• **Data shown**

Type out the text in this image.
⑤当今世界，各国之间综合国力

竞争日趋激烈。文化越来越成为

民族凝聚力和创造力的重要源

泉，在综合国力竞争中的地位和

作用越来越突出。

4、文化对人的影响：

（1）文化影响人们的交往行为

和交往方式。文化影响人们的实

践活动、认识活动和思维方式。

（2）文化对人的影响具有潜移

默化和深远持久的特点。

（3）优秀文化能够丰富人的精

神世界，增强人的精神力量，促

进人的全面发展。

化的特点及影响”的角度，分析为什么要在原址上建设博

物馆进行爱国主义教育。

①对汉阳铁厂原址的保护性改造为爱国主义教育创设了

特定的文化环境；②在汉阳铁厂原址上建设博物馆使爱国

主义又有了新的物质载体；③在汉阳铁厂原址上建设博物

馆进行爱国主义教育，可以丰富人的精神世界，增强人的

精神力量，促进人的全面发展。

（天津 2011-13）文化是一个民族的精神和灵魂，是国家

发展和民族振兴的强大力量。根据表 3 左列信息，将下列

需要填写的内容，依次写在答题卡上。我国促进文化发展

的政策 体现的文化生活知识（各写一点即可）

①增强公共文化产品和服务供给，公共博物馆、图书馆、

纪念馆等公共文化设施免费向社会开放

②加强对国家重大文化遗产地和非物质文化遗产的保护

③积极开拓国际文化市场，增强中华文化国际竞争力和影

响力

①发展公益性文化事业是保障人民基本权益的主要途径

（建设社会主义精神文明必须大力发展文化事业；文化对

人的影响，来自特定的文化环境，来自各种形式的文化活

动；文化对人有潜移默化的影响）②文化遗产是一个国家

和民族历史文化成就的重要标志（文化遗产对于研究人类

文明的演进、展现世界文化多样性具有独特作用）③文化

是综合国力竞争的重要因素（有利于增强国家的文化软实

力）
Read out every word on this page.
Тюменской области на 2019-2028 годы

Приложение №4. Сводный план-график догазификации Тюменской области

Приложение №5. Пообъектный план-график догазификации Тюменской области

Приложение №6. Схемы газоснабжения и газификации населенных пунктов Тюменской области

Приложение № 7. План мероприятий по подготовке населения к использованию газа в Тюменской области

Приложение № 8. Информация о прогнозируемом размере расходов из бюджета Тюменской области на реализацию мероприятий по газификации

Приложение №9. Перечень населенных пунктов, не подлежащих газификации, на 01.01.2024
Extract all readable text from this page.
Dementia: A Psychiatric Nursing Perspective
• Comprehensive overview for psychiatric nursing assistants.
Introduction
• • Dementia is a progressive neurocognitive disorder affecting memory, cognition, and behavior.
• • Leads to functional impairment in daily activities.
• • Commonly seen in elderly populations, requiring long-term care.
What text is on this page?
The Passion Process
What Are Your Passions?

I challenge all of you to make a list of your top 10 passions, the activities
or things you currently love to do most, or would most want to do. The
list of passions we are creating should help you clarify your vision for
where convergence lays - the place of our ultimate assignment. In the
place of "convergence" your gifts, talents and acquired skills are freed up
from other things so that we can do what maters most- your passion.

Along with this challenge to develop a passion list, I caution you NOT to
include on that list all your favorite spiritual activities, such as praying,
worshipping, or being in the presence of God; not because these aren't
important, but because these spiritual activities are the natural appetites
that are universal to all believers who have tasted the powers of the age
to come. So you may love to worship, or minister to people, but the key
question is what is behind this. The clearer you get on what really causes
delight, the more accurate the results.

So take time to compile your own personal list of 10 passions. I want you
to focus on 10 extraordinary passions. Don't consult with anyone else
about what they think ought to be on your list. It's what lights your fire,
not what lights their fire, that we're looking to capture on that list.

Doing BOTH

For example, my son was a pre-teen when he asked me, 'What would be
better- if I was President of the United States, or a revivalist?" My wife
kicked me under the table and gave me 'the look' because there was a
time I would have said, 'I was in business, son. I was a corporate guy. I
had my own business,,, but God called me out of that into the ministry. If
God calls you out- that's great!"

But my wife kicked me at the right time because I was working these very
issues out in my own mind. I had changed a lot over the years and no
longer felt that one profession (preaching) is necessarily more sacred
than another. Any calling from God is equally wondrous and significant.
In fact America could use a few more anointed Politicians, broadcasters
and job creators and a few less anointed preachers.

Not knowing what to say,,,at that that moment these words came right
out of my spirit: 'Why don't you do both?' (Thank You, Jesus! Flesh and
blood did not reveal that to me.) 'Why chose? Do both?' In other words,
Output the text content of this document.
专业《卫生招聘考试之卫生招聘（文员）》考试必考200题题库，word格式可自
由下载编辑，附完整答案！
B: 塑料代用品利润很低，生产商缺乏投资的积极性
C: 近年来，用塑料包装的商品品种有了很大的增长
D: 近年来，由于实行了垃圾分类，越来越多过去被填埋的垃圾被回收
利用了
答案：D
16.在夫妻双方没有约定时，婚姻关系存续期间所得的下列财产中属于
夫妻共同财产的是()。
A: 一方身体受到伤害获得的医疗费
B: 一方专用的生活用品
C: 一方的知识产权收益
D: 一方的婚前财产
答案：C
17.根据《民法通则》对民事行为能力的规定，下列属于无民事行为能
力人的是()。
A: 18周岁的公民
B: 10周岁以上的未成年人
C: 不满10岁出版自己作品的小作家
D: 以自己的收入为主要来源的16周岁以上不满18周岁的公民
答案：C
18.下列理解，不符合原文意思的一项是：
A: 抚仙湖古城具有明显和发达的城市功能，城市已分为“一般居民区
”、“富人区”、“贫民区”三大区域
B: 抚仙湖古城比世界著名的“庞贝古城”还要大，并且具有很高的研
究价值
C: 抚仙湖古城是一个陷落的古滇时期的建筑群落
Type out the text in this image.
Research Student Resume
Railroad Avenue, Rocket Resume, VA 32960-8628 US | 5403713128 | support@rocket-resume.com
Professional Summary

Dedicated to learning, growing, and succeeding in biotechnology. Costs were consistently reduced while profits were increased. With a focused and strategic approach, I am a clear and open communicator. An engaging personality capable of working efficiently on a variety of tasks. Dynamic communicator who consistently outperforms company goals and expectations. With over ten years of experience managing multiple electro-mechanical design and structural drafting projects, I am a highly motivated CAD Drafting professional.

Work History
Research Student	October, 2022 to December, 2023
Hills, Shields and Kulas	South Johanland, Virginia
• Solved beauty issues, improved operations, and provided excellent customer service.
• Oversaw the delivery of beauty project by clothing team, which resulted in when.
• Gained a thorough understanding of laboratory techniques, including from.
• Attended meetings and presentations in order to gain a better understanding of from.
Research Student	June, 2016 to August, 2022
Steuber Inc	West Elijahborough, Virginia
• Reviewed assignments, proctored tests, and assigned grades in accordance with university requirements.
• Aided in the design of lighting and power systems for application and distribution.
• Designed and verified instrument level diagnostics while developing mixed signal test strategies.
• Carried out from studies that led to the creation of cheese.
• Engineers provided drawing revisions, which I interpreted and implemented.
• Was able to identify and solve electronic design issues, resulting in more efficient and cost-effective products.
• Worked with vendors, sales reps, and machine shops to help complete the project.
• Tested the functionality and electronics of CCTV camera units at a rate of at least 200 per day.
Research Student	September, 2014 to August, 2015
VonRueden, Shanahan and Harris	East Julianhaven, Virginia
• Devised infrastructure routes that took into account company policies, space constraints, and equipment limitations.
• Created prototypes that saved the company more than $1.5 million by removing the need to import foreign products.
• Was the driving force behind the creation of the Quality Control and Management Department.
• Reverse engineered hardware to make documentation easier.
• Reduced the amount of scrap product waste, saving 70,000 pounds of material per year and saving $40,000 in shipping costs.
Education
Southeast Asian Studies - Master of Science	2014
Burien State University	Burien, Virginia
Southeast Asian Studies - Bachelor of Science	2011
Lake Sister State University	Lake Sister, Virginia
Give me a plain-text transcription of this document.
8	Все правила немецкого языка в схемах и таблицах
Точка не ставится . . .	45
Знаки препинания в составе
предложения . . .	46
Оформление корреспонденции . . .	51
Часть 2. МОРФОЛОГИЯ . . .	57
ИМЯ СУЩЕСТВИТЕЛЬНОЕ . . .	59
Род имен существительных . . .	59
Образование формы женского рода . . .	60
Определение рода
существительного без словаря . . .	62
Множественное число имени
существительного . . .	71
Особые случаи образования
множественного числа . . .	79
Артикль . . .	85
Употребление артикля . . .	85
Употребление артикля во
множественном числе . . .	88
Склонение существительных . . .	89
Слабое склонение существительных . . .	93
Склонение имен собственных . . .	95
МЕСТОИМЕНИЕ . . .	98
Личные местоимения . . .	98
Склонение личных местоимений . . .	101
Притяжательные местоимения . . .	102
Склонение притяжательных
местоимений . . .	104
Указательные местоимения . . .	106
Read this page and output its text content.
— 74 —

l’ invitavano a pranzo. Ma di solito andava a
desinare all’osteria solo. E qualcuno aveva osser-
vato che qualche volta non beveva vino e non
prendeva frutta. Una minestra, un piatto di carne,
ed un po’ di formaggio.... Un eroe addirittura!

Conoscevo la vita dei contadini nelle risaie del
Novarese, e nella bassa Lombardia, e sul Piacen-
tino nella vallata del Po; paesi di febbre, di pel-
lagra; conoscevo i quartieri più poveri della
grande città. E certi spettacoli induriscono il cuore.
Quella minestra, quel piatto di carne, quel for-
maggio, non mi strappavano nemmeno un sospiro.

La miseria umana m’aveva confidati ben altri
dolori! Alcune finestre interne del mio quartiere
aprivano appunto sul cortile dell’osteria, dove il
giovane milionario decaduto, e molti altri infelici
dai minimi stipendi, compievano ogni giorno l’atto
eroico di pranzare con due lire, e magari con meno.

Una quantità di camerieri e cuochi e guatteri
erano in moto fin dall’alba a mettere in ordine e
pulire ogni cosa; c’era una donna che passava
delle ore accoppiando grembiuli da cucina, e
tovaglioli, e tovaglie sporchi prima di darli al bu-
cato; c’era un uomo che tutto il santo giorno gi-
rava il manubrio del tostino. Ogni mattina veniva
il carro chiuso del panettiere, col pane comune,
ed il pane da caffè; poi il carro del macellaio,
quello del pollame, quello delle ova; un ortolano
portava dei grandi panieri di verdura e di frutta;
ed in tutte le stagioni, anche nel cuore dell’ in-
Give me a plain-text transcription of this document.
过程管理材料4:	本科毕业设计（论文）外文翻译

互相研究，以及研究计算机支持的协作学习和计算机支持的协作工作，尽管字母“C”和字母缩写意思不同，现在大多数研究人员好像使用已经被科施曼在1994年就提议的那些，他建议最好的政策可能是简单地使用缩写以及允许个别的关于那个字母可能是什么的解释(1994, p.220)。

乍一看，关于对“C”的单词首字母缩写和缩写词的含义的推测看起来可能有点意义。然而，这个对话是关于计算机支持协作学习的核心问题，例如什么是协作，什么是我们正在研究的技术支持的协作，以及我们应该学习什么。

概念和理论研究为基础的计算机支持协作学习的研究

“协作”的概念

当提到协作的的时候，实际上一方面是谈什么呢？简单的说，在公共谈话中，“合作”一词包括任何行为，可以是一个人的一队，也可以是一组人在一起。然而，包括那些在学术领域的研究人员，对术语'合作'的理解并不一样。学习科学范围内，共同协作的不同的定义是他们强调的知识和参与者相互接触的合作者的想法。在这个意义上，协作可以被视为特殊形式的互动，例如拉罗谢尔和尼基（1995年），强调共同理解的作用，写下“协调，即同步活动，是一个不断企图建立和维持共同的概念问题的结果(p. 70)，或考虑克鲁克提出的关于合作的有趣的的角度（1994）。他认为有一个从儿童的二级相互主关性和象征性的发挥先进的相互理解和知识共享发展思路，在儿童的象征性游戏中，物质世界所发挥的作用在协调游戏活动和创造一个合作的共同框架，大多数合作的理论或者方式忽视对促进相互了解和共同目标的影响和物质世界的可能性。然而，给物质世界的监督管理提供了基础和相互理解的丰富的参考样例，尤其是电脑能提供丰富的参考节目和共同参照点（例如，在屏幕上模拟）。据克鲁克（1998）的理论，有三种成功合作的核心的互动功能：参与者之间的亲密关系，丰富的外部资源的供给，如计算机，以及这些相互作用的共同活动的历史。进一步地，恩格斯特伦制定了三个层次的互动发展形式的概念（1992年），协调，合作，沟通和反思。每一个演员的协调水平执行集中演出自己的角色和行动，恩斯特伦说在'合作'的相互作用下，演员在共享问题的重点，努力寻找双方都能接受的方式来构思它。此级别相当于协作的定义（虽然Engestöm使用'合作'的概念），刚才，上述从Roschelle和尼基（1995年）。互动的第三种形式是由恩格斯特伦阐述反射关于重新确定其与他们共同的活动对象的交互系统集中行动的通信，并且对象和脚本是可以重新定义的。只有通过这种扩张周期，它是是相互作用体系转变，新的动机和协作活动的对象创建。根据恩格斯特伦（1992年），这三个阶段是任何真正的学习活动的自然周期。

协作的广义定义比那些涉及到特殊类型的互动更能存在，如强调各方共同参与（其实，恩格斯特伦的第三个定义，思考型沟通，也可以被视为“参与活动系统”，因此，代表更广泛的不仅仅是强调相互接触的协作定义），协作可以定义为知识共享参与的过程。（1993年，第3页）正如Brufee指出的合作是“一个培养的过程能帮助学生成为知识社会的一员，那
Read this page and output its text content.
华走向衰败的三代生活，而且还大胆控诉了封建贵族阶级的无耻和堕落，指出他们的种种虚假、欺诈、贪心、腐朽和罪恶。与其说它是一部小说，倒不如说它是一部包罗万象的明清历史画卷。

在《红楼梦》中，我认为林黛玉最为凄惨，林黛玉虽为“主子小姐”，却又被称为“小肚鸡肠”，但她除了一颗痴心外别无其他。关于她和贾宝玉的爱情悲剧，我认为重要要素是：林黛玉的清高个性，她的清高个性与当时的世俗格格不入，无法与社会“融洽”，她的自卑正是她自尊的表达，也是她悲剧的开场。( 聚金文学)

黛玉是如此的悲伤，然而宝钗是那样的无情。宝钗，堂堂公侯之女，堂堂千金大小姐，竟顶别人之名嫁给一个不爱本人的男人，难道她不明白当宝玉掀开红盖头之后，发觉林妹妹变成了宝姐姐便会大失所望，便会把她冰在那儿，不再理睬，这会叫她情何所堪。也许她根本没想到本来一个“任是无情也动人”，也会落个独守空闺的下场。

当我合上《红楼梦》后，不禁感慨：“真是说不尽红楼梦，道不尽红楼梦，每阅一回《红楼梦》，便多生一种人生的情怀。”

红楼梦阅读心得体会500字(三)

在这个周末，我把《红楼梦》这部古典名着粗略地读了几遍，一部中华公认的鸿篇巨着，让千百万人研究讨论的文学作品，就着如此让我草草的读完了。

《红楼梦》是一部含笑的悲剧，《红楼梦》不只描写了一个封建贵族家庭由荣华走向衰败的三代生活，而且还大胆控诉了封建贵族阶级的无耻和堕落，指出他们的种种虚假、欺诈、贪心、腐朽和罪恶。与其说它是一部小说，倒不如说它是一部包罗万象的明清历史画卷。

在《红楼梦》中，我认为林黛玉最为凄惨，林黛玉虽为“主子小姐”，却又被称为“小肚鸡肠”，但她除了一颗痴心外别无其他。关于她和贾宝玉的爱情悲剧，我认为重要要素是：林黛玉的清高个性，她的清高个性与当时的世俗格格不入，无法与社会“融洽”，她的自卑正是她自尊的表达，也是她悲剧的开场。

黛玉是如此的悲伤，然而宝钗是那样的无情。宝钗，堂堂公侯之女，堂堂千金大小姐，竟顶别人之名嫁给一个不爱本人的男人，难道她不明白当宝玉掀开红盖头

• **Your instructions**
Find the lines above that include the string "关于她和贾宝玉的爱情悲剧" and copy them.

• **Result for this task**
在《红楼梦》中，我认为林黛玉最为凄惨，林黛玉虽为“主子小姐”，却又被称为“小肚鸡肠”，但她除了一颗痴心外别无其他。关于她和贾宝玉的爱情悲剧，我认为重要要素是：林黛玉的清高个性，她的清高个性与当时的世俗格格不入，无法与社会“融洽”，她的自卑正是她自尊的表达，也是她悲剧的开场。( 聚金文学)
在《红楼梦》中，我认为林黛玉最为凄惨，林黛玉虽为“主子小姐”，却又被称为“小肚鸡肠”，但她除了一颗痴心外别无其他。关于她和贾宝玉的爱情悲剧，我认为重要要素是：林黛玉的清高个性，她的清高个性与当时的世俗格格不入，无法与社会“融洽”，她的自卑正是她自尊的表达，也是她悲剧的开场。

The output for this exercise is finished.